What you need to do
Transcribe the listing exactly, leaving out every picture.

The records
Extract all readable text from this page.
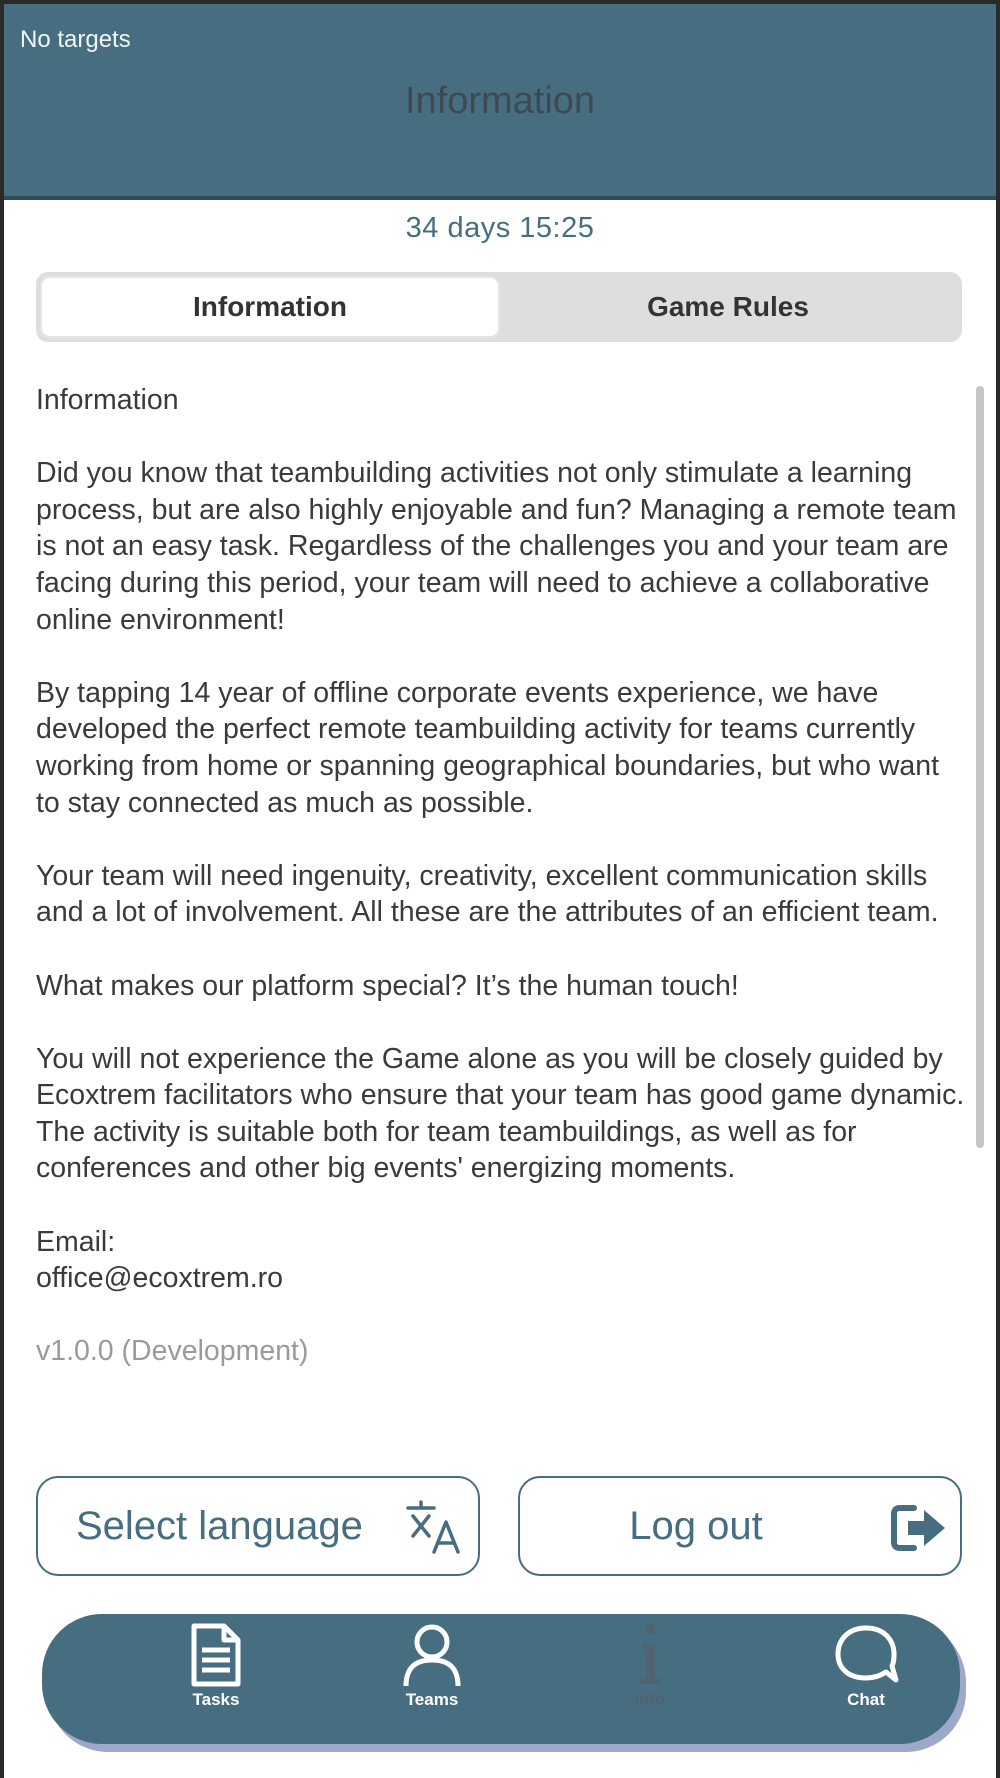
No targets
Information
34 days 15:25
Information	Game Rules

Information

Did you know that teambuilding activities not only stimulate a learning process, but are also highly enjoyable and fun? Managing a remote team is not an easy task. Regardless of the challenges you and your team are facing during this period, your team will need to achieve a collaborative online environment!

By tapping 14 year of offline corporate events experience, we have developed the perfect remote teambuilding activity for teams currently working from home or spanning geographical boundaries, but who want to stay connected as much as possible.

Your team will need ingenuity, creativity, excellent communication skills and a lot of involvement. All these are the attributes of an efficient team.

What makes our platform special? It’s the human touch!

You will not experience the Game alone as you will be closely guided by Ecoxtrem facilitators who ensure that your team has good game dynamic. The activity is suitable both for team teambuildings, as well as for conferences and other big events' energizing moments.

Email:
office@ecoxtrem.ro
v1.0.0 (Development)
Select language	Log out
Tasks	Teams	Info	Chat
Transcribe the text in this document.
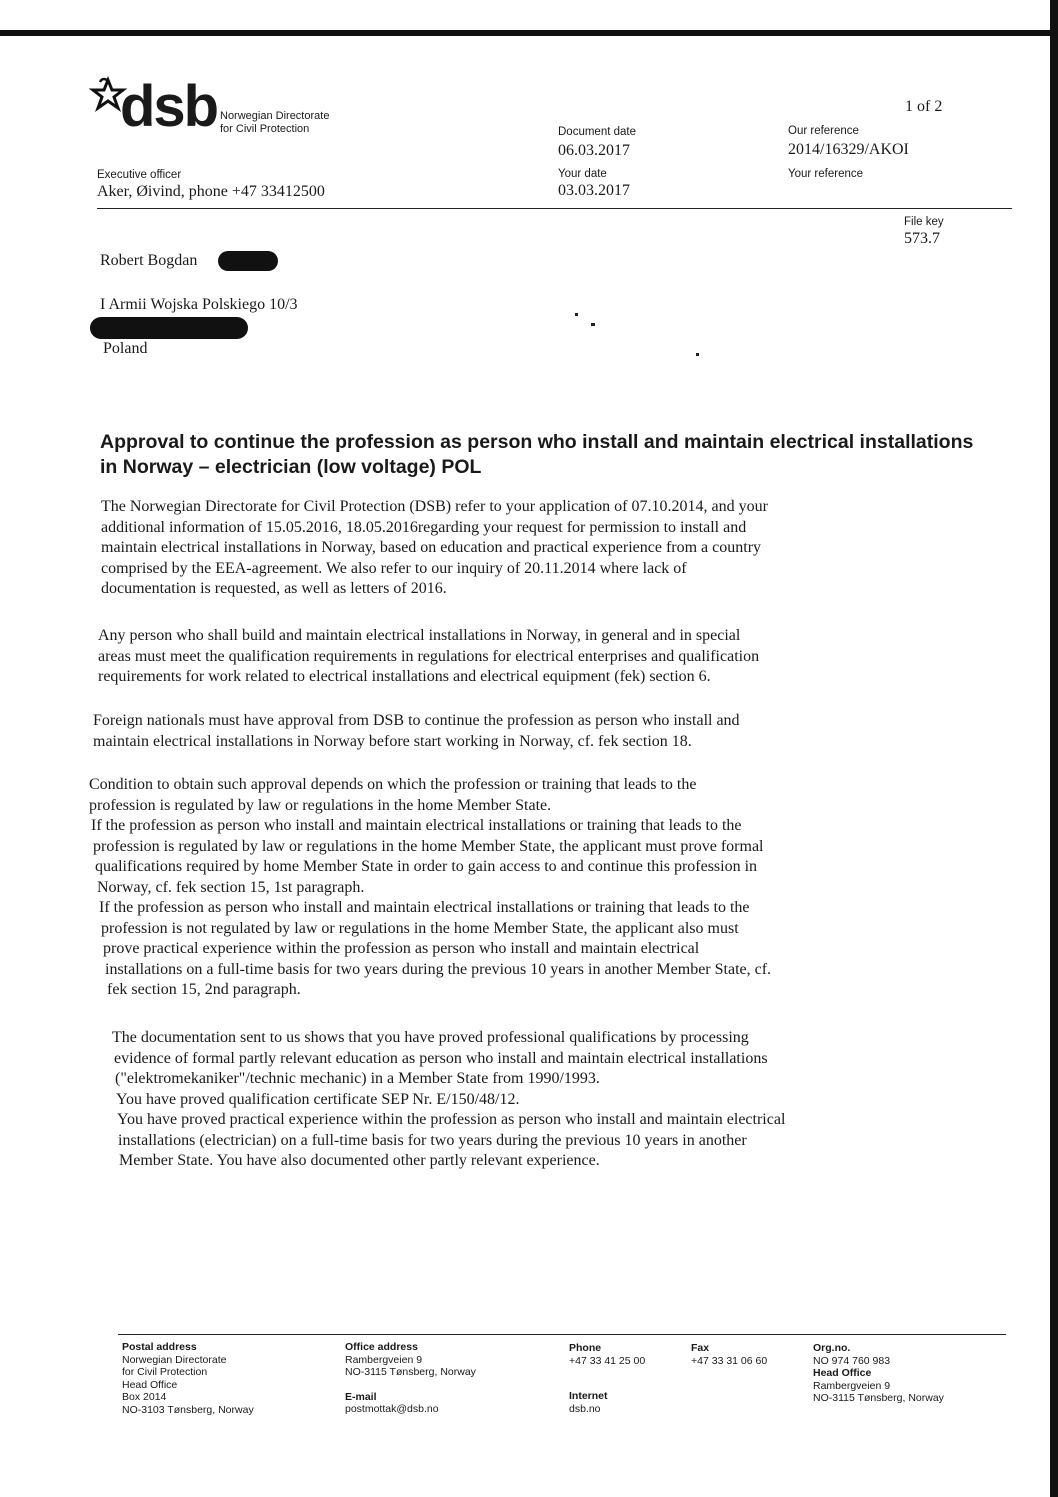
dsb Norwegian Directorate
for Civil Protection
1 of 2
Document date
06.03.2017
Our reference
2014/16329/AKOI
Executive officer
Aker, Øivind, phone +47 33412500
Your date
03.03.2017
Your reference
File key
573.7
Robert Bogdan
I Armii Wojska Polskiego 10/3
Poland
Approval to continue the profession as person who install and maintain electrical installations in Norway – electrician (low voltage) POL

The Norwegian Directorate for Civil Protection (DSB) refer to your application of 07.10.2014, and your

additional information of 15.05.2016, 18.05.2016regarding your request for permission to install and

maintain electrical installations in Norway, based on education and practical experience from a country

comprised by the EEA-agreement. We also refer to our inquiry of 20.11.2014 where lack of

documentation is requested, as well as letters of 2016.

Any person who shall build and maintain electrical installations in Norway, in general and in special

areas must meet the qualification requirements in regulations for electrical enterprises and qualification

requirements for work related to electrical installations and electrical equipment (fek) section 6.

Foreign nationals must have approval from DSB to continue the profession as person who install and

maintain electrical installations in Norway before start working in Norway, cf. fek section 18.

Condition to obtain such approval depends on which the profession or training that leads to the

profession is regulated by law or regulations in the home Member State.

If the profession as person who install and maintain electrical installations or training that leads to the

profession is regulated by law or regulations in the home Member State, the applicant must prove formal

qualifications required by home Member State in order to gain access to and continue this profession in

Norway, cf. fek section 15, 1st paragraph.

If the profession as person who install and maintain electrical installations or training that leads to the

profession is not regulated by law or regulations in the home Member State, the applicant also must

prove practical experience within the profession as person who install and maintain electrical

installations on a full-time basis for two years during the previous 10 years in another Member State, cf.

fek section 15, 2nd paragraph.

The documentation sent to us shows that you have proved professional qualifications by processing

evidence of formal partly relevant education as person who install and maintain electrical installations

("elektromekaniker"/technic mechanic) in a Member State from 1990/1993.

You have proved qualification certificate SEP Nr. E/150/48/12.

You have proved practical experience within the profession as person who install and maintain electrical

installations (electrician) on a full-time basis for two years during the previous 10 years in another

Member State. You have also documented other partly relevant experience.

Postal address
Norwegian Directorate
for Civil Protection
Head Office
Box 2014
NO-3103 Tønsberg, Norway
Office address
Rambergveien 9
NO-3115 Tønsberg, Norway
E-mail
postmottak@dsb.no
Phone
+47 33 41 25 00
Internet
dsb.no
Fax
+47 33 31 06 60
Org.no.
NO 974 760 983
Head Office
Rambergveien 9
NO-3115 Tønsberg, Norway
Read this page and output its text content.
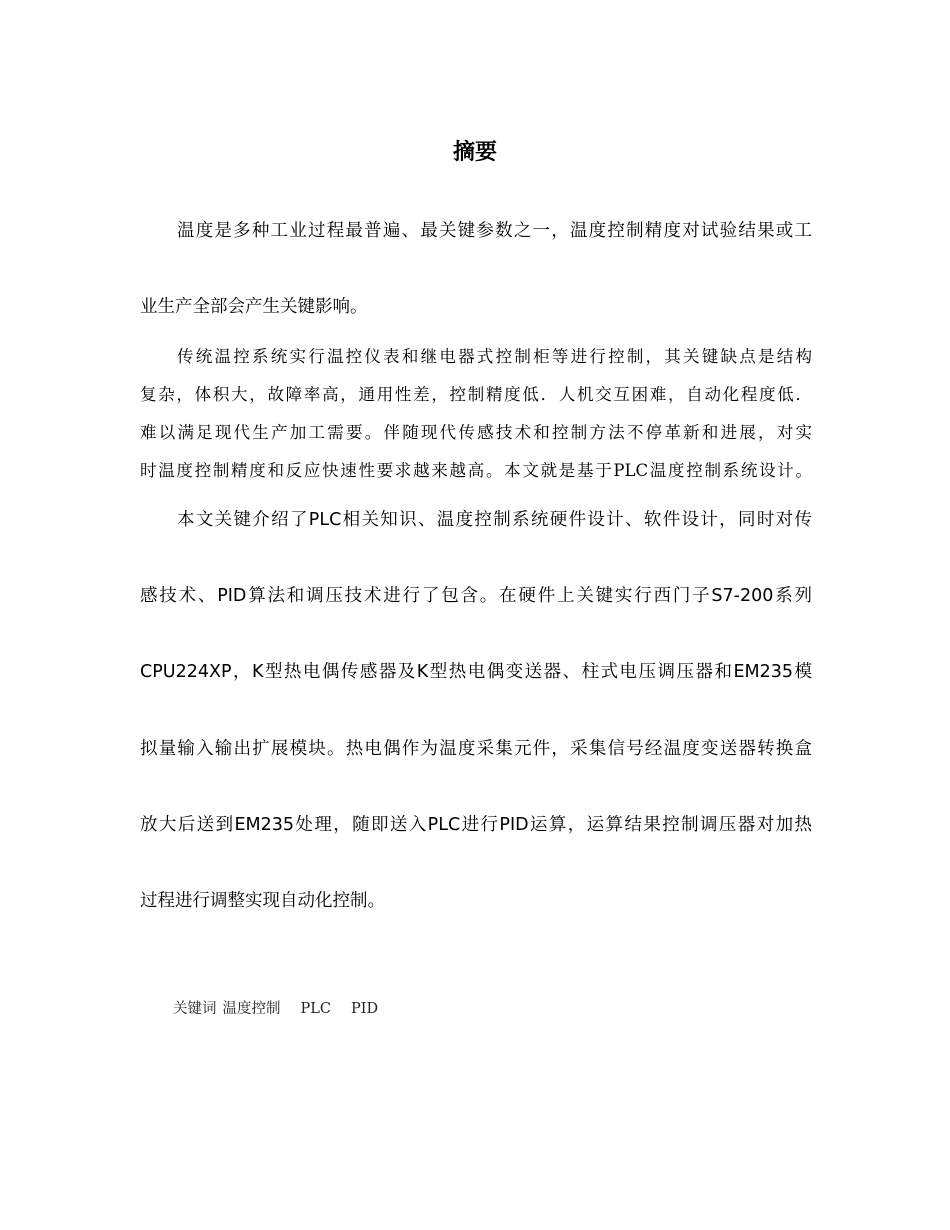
摘要
温度是多种工业过程最普遍、最关键参数之一，温度控制精度对试验结果或工
业生产全部会产生关键影响。
传统温控系统实行温控仪表和继电器式控制柜等进行控制，其关键缺点是结构
复杂，体积大，故障率高，通用性差，控制精度低．人机交互困难，自动化程度低．
难以满足现代生产加工需要。伴随现代传感技术和控制方法不停革新和进展，对实
时温度控制精度和反应快速性要求越来越高。本文就是基于PLC温度控制系统设计。
本文关键介绍了PLC相关知识、温度控制系统硬件设计、软件设计，同时对传
感技术、PID算法和调压技术进行了包含。在硬件上关键实行西门子S7-200系列
CPU224XP，K型热电偶传感器及K型热电偶变送器、柱式电压调压器和EM235模
拟量输入输出扩展模块。热电偶作为温度采集元件，采集信号经温度变送器转换盒
放大后送到EM235处理，随即送入PLC进行PID运算，运算结果控制调压器对加热
过程进行调整实现自动化控制。
关键词 温度控制 PLC PID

Completed exercise
Extract all readable text from this page.
No targets
Information
34 days 15:25
Information	Game Rules

Information

Did you know that teambuilding activities not only stimulate a learning process, but are also highly enjoyable and fun? Managing a remote team is not an easy task. Regardless of the challenges you and your team are facing during this period, your team will need to achieve a collaborative online environment!

By tapping 14 year of offline corporate events experience, we have developed the perfect remote teambuilding activity for teams currently working from home or spanning geographical boundaries, but who want to stay connected as much as possible.

Your team will need ingenuity, creativity, excellent communication skills and a lot of involvement. All these are the attributes of an efficient team.

What makes our platform special? It’s the human touch!

You will not experience the Game alone as you will be closely guided by Ecoxtrem facilitators who ensure that your team has good game dynamic. The activity is suitable both for team teambuildings, as well as for conferences and other big events' energizing moments.

Email:
office@ecoxtrem.ro
v1.0.0 (Development)
Select language	Log out
Tasks	Teams	Info	Chat
Transcribe the text in this document.
dsb Norwegian Directorate
for Civil Protection
1 of 2
Document date
06.03.2017
Our reference
2014/16329/AKOI
Executive officer
Aker, Øivind, phone +47 33412500
Your date
03.03.2017
Your reference
File key
573.7
Robert Bogdan
I Armii Wojska Polskiego 10/3
Poland
Approval to continue the profession as person who install and maintain electrical installations in Norway – electrician (low voltage) POL

The Norwegian Directorate for Civil Protection (DSB) refer to your application of 07.10.2014, and your

additional information of 15.05.2016, 18.05.2016regarding your request for permission to install and

maintain electrical installations in Norway, based on education and practical experience from a country

comprised by the EEA-agreement. We also refer to our inquiry of 20.11.2014 where lack of

documentation is requested, as well as letters of 2016.

Any person who shall build and maintain electrical installations in Norway, in general and in special

areas must meet the qualification requirements in regulations for electrical enterprises and qualification

requirements for work related to electrical installations and electrical equipment (fek) section 6.

Foreign nationals must have approval from DSB to continue the profession as person who install and

maintain electrical installations in Norway before start working in Norway, cf. fek section 18.

Condition to obtain such approval depends on which the profession or training that leads to the

profession is regulated by law or regulations in the home Member State.

If the profession as person who install and maintain electrical installations or training that leads to the

profession is regulated by law or regulations in the home Member State, the applicant must prove formal

qualifications required by home Member State in order to gain access to and continue this profession in

Norway, cf. fek section 15, 1st paragraph.

If the profession as person who install and maintain electrical installations or training that leads to the

profession is not regulated by law or regulations in the home Member State, the applicant also must

prove practical experience within the profession as person who install and maintain electrical

installations on a full-time basis for two years during the previous 10 years in another Member State, cf.

fek section 15, 2nd paragraph.

The documentation sent to us shows that you have proved professional qualifications by processing

evidence of formal partly relevant education as person who install and maintain electrical installations

("elektromekaniker"/technic mechanic) in a Member State from 1990/1993.

You have proved qualification certificate SEP Nr. E/150/48/12.

You have proved practical experience within the profession as person who install and maintain electrical

installations (electrician) on a full-time basis for two years during the previous 10 years in another

Member State. You have also documented other partly relevant experience.

Postal address
Norwegian Directorate
for Civil Protection
Head Office
Box 2014
NO-3103 Tønsberg, Norway
Office address
Rambergveien 9
NO-3115 Tønsberg, Norway
E-mail
postmottak@dsb.no
Phone
+47 33 41 25 00
Internet
dsb.no
Fax
+47 33 31 06 60
Org.no.
NO 974 760 983
Head Office
Rambergveien 9
NO-3115 Tønsberg, Norway
Read this page and output its text content.
摘要
温度是多种工业过程最普遍、最关键参数之一，温度控制精度对试验结果或工
业生产全部会产生关键影响。
传统温控系统实行温控仪表和继电器式控制柜等进行控制，其关键缺点是结构
复杂，体积大，故障率高，通用性差，控制精度低．人机交互困难，自动化程度低．
难以满足现代生产加工需要。伴随现代传感技术和控制方法不停革新和进展，对实
时温度控制精度和反应快速性要求越来越高。本文就是基于PLC温度控制系统设计。
本文关键介绍了PLC相关知识、温度控制系统硬件设计、软件设计，同时对传
感技术、PID算法和调压技术进行了包含。在硬件上关键实行西门子S7-200系列
CPU224XP，K型热电偶传感器及K型热电偶变送器、柱式电压调压器和EM235模
拟量输入输出扩展模块。热电偶作为温度采集元件，采集信号经温度变送器转换盒
放大后送到EM235处理，随即送入PLC进行PID运算，运算结果控制调压器对加热
过程进行调整实现自动化控制。
关键词 温度控制 PLC PID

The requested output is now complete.